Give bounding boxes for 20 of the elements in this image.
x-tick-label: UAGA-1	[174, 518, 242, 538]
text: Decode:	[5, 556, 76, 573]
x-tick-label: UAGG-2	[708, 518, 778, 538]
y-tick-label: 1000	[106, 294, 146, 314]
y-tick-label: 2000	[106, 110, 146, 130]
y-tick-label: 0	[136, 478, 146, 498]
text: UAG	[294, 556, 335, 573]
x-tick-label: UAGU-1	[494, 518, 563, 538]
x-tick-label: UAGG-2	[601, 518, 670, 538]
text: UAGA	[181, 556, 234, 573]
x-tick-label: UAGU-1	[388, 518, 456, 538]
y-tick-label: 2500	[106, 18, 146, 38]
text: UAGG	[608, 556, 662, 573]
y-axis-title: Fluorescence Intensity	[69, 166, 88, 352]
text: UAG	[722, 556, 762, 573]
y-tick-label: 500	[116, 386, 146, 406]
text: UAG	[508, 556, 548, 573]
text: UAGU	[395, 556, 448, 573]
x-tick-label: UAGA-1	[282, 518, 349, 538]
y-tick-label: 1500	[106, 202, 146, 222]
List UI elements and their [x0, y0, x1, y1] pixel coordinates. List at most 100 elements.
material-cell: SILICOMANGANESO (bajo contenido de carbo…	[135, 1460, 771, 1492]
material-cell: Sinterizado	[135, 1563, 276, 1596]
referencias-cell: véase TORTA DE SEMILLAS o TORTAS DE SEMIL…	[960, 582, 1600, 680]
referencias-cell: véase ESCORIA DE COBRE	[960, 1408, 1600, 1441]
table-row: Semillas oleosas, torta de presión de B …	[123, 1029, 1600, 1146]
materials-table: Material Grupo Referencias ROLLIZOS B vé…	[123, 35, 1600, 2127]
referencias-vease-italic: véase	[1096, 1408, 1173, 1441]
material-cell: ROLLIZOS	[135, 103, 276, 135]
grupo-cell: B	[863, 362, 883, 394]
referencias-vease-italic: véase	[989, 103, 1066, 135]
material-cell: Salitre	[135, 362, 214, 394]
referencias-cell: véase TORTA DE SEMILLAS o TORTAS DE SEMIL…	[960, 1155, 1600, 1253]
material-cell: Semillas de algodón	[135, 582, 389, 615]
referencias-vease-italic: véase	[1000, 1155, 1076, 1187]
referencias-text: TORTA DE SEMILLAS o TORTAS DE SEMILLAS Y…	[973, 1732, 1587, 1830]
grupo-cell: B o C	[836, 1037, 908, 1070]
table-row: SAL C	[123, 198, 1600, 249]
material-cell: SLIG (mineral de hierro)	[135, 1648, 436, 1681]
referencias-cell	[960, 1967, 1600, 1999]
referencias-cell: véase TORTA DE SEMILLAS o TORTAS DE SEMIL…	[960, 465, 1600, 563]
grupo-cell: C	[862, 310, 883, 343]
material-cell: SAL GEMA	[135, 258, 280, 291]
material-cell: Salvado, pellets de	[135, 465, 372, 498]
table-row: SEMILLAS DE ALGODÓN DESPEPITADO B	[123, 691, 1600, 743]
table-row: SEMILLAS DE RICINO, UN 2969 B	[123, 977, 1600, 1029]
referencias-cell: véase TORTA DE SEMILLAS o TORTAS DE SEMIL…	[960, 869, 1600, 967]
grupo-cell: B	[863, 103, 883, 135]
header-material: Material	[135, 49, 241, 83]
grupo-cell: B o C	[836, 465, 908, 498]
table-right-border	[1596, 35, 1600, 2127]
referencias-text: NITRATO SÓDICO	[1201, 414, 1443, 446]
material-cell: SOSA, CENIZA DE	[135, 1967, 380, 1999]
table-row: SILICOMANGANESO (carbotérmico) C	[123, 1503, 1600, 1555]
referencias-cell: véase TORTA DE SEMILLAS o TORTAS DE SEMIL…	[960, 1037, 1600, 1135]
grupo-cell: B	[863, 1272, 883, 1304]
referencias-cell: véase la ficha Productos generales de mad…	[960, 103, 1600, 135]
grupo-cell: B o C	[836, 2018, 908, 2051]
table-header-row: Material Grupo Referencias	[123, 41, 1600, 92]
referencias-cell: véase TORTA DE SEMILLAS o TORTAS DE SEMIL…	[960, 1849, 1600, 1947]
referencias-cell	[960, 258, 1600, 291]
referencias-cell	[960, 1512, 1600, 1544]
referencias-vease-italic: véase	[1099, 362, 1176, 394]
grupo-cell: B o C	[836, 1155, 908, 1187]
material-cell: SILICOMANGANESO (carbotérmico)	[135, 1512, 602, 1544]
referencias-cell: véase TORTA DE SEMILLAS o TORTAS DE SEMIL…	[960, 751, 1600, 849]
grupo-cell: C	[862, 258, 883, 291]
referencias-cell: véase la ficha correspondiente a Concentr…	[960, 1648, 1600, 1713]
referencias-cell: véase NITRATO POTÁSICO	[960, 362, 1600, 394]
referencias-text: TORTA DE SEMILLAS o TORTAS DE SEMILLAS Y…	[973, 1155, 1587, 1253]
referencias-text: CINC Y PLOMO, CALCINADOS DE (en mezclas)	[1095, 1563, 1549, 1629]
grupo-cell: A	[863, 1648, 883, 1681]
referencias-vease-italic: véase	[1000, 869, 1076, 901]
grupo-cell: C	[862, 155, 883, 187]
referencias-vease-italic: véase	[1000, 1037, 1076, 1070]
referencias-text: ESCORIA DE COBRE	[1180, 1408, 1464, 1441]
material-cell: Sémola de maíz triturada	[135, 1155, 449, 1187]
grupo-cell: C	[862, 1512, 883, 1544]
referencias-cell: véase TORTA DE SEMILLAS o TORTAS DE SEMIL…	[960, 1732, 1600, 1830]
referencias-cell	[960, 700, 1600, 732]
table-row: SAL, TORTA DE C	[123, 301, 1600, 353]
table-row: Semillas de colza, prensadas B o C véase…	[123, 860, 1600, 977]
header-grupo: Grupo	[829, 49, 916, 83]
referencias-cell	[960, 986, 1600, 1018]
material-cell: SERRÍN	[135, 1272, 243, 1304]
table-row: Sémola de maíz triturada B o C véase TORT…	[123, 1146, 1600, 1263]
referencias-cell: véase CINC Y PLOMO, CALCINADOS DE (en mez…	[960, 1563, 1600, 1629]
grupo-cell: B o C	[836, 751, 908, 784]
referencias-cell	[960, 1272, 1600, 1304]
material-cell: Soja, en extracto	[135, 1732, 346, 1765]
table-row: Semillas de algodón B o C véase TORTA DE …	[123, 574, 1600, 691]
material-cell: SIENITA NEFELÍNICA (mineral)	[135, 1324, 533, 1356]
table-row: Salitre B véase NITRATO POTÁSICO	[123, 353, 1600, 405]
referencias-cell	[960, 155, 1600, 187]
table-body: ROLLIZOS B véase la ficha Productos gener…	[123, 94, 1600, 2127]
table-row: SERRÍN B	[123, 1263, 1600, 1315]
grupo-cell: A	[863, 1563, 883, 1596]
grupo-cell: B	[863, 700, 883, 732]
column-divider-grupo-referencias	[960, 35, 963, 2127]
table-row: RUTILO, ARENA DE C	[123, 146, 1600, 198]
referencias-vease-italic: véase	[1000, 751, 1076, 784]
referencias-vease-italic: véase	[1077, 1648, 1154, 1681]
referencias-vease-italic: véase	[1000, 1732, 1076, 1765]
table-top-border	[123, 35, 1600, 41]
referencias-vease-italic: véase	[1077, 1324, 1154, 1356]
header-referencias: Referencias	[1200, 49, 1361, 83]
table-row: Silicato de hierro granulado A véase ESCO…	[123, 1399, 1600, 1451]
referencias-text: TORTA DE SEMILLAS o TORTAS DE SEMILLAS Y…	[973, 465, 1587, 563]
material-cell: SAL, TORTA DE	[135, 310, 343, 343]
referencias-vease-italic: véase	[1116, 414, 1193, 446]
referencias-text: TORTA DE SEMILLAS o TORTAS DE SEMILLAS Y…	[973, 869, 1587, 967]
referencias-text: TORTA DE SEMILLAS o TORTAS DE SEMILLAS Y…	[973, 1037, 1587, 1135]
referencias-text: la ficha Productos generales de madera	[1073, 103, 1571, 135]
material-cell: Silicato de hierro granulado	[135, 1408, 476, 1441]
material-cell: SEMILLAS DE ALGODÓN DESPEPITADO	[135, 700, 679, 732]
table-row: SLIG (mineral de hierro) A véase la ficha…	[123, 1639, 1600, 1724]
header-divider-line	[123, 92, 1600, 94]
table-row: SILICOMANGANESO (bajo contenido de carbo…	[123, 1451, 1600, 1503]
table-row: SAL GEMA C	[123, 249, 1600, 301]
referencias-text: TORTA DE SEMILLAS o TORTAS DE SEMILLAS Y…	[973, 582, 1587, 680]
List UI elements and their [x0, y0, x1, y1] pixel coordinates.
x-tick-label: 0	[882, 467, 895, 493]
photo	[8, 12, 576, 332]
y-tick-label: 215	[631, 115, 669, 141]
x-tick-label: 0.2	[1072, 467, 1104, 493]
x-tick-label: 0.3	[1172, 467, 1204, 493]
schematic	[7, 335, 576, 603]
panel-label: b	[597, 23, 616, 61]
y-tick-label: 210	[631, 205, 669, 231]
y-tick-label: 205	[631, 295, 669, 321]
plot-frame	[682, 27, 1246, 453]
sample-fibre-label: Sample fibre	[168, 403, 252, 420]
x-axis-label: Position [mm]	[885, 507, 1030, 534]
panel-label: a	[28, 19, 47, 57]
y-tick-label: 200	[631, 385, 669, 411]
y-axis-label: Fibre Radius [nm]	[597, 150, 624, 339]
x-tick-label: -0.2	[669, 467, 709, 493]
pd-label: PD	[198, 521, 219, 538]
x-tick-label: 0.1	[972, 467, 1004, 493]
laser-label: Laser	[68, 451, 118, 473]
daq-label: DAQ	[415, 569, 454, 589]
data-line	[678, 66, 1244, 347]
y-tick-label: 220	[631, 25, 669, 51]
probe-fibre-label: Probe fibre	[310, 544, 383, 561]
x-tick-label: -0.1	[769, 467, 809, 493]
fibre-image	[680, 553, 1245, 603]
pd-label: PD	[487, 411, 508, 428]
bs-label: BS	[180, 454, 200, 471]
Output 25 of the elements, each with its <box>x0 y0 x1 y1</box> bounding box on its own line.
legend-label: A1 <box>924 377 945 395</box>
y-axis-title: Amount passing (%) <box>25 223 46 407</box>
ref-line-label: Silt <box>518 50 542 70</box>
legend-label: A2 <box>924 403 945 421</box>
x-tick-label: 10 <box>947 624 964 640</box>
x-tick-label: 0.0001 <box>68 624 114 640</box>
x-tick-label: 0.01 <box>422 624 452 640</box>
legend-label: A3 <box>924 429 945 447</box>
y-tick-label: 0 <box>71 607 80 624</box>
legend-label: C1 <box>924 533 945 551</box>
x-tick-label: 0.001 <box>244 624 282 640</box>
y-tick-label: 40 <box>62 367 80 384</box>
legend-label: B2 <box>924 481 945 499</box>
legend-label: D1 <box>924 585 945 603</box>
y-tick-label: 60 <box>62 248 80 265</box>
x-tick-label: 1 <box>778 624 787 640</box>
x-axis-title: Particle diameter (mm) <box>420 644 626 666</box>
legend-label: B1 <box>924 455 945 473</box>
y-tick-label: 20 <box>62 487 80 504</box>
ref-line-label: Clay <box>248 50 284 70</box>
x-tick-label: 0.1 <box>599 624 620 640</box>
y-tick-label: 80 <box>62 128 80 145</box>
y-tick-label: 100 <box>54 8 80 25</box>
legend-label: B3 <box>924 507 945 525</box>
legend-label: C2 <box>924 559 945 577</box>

> [Stated exercise]: Return the records verbatim, from their first line through the line containing "material-cell: SILICOMANGANESO (bajo", including that line.

> [Completed exercise]:
Give bounding boxes for 20 of the elements in this image.
x-tick-label: UAGA-1	[174, 518, 242, 538]
text: Decode:	[5, 556, 76, 573]
x-tick-label: UAGG-2	[708, 518, 778, 538]
y-tick-label: 1000	[106, 294, 146, 314]
y-tick-label: 2000	[106, 110, 146, 130]
y-tick-label: 0	[136, 478, 146, 498]
text: UAG	[294, 556, 335, 573]
x-tick-label: UAGU-1	[494, 518, 563, 538]
x-tick-label: UAGG-2	[601, 518, 670, 538]
text: UAGA	[181, 556, 234, 573]
x-tick-label: UAGU-1	[388, 518, 456, 538]
y-tick-label: 2500	[106, 18, 146, 38]
text: UAGG	[608, 556, 662, 573]
y-axis-title: Fluorescence Intensity	[69, 166, 88, 352]
text: UAG	[722, 556, 762, 573]
y-tick-label: 500	[116, 386, 146, 406]
text: UAG	[508, 556, 548, 573]
text: UAGU	[395, 556, 448, 573]
x-tick-label: UAGA-1	[282, 518, 349, 538]
y-tick-label: 1500	[106, 202, 146, 222]
List UI elements and their [x0, y0, x1, y1] pixel coordinates. List at most 100 elements.
material-cell: SILICOMANGANESO (bajo contenido de carbo…	[135, 1460, 771, 1492]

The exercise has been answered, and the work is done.